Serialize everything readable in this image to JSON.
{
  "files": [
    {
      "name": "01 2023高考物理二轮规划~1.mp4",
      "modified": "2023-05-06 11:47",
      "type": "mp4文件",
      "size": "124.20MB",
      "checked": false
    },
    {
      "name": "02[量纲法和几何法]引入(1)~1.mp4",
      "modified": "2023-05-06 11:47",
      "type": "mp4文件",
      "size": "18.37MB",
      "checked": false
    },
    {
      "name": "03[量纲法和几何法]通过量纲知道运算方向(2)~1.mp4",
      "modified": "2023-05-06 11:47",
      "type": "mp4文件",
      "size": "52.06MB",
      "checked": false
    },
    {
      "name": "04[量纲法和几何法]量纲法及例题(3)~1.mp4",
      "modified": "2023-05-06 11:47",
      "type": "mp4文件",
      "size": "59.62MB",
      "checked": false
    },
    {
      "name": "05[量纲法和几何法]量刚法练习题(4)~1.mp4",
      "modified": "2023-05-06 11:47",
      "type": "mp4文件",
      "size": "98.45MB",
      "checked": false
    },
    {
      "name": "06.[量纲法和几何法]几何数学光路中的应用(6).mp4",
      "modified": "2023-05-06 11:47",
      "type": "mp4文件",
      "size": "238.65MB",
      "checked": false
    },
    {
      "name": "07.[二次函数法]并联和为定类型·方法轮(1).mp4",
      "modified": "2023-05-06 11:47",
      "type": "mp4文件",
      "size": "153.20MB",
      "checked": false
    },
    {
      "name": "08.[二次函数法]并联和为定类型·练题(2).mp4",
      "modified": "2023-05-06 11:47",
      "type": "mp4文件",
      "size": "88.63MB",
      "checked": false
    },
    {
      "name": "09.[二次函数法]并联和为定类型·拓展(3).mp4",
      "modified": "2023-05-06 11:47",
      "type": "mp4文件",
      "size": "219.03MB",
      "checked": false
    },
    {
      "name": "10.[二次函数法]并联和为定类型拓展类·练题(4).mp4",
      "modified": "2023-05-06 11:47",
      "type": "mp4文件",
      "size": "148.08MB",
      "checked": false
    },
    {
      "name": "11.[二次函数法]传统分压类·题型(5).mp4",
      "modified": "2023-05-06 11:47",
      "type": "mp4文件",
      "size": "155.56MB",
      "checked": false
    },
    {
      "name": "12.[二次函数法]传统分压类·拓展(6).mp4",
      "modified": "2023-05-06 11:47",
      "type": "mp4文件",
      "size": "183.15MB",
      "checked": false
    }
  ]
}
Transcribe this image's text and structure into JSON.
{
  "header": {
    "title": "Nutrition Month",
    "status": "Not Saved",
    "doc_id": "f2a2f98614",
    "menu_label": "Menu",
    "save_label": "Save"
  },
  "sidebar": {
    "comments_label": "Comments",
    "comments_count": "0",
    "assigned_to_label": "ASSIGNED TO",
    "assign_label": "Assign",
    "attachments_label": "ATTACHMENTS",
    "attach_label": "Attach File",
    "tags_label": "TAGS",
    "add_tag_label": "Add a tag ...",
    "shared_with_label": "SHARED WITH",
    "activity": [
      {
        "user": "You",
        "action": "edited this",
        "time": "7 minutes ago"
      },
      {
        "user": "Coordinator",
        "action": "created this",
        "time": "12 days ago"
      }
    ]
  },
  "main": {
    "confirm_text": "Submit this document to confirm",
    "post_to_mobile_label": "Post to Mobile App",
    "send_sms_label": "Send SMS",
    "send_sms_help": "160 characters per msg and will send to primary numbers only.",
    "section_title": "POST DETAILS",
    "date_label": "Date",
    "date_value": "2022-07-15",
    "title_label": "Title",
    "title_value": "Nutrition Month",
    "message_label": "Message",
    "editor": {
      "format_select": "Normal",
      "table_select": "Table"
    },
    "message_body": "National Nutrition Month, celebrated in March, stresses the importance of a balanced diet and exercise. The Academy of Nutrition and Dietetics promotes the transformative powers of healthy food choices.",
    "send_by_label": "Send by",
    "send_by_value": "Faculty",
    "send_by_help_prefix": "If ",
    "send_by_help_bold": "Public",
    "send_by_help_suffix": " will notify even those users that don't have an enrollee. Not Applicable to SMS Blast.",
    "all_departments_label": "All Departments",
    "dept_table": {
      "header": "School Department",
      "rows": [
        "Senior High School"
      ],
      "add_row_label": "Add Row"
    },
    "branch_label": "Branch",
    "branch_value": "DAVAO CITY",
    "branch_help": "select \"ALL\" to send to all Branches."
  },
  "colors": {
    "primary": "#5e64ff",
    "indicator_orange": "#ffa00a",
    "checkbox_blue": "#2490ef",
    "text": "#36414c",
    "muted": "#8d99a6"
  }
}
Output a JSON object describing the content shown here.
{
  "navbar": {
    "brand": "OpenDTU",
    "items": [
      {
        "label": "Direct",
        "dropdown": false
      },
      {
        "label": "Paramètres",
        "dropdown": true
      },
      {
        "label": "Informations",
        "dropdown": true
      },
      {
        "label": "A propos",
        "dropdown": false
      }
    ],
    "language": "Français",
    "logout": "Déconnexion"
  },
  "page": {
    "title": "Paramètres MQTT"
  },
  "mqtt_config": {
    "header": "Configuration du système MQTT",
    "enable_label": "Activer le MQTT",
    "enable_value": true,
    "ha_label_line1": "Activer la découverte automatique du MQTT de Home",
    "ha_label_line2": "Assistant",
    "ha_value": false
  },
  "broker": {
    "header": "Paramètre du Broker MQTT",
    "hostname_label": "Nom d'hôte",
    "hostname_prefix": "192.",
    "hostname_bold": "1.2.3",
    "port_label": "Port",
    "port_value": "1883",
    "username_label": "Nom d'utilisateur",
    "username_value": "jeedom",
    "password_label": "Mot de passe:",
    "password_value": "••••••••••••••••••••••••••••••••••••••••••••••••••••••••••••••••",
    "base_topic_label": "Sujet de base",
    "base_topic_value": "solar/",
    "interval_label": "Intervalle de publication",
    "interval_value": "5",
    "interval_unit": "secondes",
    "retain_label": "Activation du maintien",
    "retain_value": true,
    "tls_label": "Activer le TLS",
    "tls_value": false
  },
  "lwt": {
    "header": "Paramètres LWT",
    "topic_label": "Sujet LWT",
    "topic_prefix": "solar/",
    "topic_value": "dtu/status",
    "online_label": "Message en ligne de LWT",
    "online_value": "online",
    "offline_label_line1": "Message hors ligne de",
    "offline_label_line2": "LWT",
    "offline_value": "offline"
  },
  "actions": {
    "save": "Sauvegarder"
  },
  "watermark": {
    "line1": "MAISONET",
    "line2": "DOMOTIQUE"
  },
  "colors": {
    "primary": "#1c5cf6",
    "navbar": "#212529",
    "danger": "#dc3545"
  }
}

==================================================

WRITTEN INSTRUCTION — Recopy the entries above in their entirety, exactly.

RIGHT ANSWER —
Serialize everything readable in this image to JSON.
{
  "files": [
    {
      "name": "01 2023高考物理二轮规划~1.mp4",
      "modified": "2023-05-06 11:47",
      "type": "mp4文件",
      "size": "124.20MB",
      "checked": false
    },
    {
      "name": "02[量纲法和几何法]引入(1)~1.mp4",
      "modified": "2023-05-06 11:47",
      "type": "mp4文件",
      "size": "18.37MB",
      "checked": false
    },
    {
      "name": "03[量纲法和几何法]通过量纲知道运算方向(2)~1.mp4",
      "modified": "2023-05-06 11:47",
      "type": "mp4文件",
      "size": "52.06MB",
      "checked": false
    },
    {
      "name": "04[量纲法和几何法]量纲法及例题(3)~1.mp4",
      "modified": "2023-05-06 11:47",
      "type": "mp4文件",
      "size": "59.62MB",
      "checked": false
    },
    {
      "name": "05[量纲法和几何法]量刚法练习题(4)~1.mp4",
      "modified": "2023-05-06 11:47",
      "type": "mp4文件",
      "size": "98.45MB",
      "checked": false
    },
    {
      "name": "06.[量纲法和几何法]几何数学光路中的应用(6).mp4",
      "modified": "2023-05-06 11:47",
      "type": "mp4文件",
      "size": "238.65MB",
      "checked": false
    },
    {
      "name": "07.[二次函数法]并联和为定类型·方法轮(1).mp4",
      "modified": "2023-05-06 11:47",
      "type": "mp4文件",
      "size": "153.20MB",
      "checked": false
    },
    {
      "name": "08.[二次函数法]并联和为定类型·练题(2).mp4",
      "modified": "2023-05-06 11:47",
      "type": "mp4文件",
      "size": "88.63MB",
      "checked": false
    },
    {
      "name": "09.[二次函数法]并联和为定类型·拓展(3).mp4",
      "modified": "2023-05-06 11:47",
      "type": "mp4文件",
      "size": "219.03MB",
      "checked": false
    },
    {
      "name": "10.[二次函数法]并联和为定类型拓展类·练题(4).mp4",
      "modified": "2023-05-06 11:47",
      "type": "mp4文件",
      "size": "148.08MB",
      "checked": false
    },
    {
      "name": "11.[二次函数法]传统分压类·题型(5).mp4",
      "modified": "2023-05-06 11:47",
      "type": "mp4文件",
      "size": "155.56MB",
      "checked": false
    },
    {
      "name": "12.[二次函数法]传统分压类·拓展(6).mp4",
      "modified": "2023-05-06 11:47",
      "type": "mp4文件",
      "size": "183.15MB",
      "checked": false
    }
  ]
}
Transcribe this image's text and structure into JSON.
{
  "header": {
    "title": "Nutrition Month",
    "status": "Not Saved",
    "doc_id": "f2a2f98614",
    "menu_label": "Menu",
    "save_label": "Save"
  },
  "sidebar": {
    "comments_label": "Comments",
    "comments_count": "0",
    "assigned_to_label": "ASSIGNED TO",
    "assign_label": "Assign",
    "attachments_label": "ATTACHMENTS",
    "attach_label": "Attach File",
    "tags_label": "TAGS",
    "add_tag_label": "Add a tag ...",
    "shared_with_label": "SHARED WITH",
    "activity": [
      {
        "user": "You",
        "action": "edited this",
        "time": "7 minutes ago"
      },
      {
        "user": "Coordinator",
        "action": "created this",
        "time": "12 days ago"
      }
    ]
  },
  "main": {
    "confirm_text": "Submit this document to confirm",
    "post_to_mobile_label": "Post to Mobile App",
    "send_sms_label": "Send SMS",
    "send_sms_help": "160 characters per msg and will send to primary numbers only.",
    "section_title": "POST DETAILS",
    "date_label": "Date",
    "date_value": "2022-07-15",
    "title_label": "Title",
    "title_value": "Nutrition Month",
    "message_label": "Message",
    "editor": {
      "format_select": "Normal",
      "table_select": "Table"
    },
    "message_body": "National Nutrition Month, celebrated in March, stresses the importance of a balanced diet and exercise. The Academy of Nutrition and Dietetics promotes the transformative powers of healthy food choices.",
    "send_by_label": "Send by",
    "send_by_value": "Faculty",
    "send_by_help_prefix": "If ",
    "send_by_help_bold": "Public",
    "send_by_help_suffix": " will notify even those users that don't have an enrollee. Not Applicable to SMS Blast.",
    "all_departments_label": "All Departments",
    "dept_table": {
      "header": "School Department",
      "rows": [
        "Senior High School"
      ],
      "add_row_label": "Add Row"
    },
    "branch_label": "Branch",
    "branch_value": "DAVAO CITY",
    "branch_help": "select \"ALL\" to send to all Branches."
  },
  "colors": {
    "primary": "#5e64ff",
    "indicator_orange": "#ffa00a",
    "checkbox_blue": "#2490ef",
    "text": "#36414c",
    "muted": "#8d99a6"
  }
}
Output a JSON object describing the content shown here.
{
  "navbar": {
    "brand": "OpenDTU",
    "items": [
      {
        "label": "Direct",
        "dropdown": false
      },
      {
        "label": "Paramètres",
        "dropdown": true
      },
      {
        "label": "Informations",
        "dropdown": true
      },
      {
        "label": "A propos",
        "dropdown": false
      }
    ],
    "language": "Français",
    "logout": "Déconnexion"
  },
  "page": {
    "title": "Paramètres MQTT"
  },
  "mqtt_config": {
    "header": "Configuration du système MQTT",
    "enable_label": "Activer le MQTT",
    "enable_value": true,
    "ha_label_line1": "Activer la découverte automatique du MQTT de Home",
    "ha_label_line2": "Assistant",
    "ha_value": false
  },
  "broker": {
    "header": "Paramètre du Broker MQTT",
    "hostname_label": "Nom d'hôte",
    "hostname_prefix": "192.",
    "hostname_bold": "1.2.3",
    "port_label": "Port",
    "port_value": "1883",
    "username_label": "Nom d'utilisateur",
    "username_value": "jeedom",
    "password_label": "Mot de passe:",
    "password_value": "••••••••••••••••••••••••••••••••••••••••••••••••••••••••••••••••",
    "base_topic_label": "Sujet de base",
    "base_topic_value": "solar/",
    "interval_label": "Intervalle de publication",
    "interval_value": "5",
    "interval_unit": "secondes",
    "retain_label": "Activation du maintien",
    "retain_value": true,
    "tls_label": "Activer le TLS",
    "tls_value": false
  },
  "lwt": {
    "header": "Paramètres LWT",
    "topic_label": "Sujet LWT",
    "topic_prefix": "solar/",
    "topic_value": "dtu/status",
    "online_label": "Message en ligne de LWT",
    "online_value": "online",
    "offline_label_line1": "Message hors ligne de",
    "offline_label_line2": "LWT",
    "offline_value": "offline"
  },
  "actions": {
    "save": "Sauvegarder"
  },
  "watermark": {
    "line1": "MAISONET",
    "line2": "DOMOTIQUE"
  },
  "colors": {
    "primary": "#1c5cf6",
    "navbar": "#212529",
    "danger": "#dc3545"
  }
}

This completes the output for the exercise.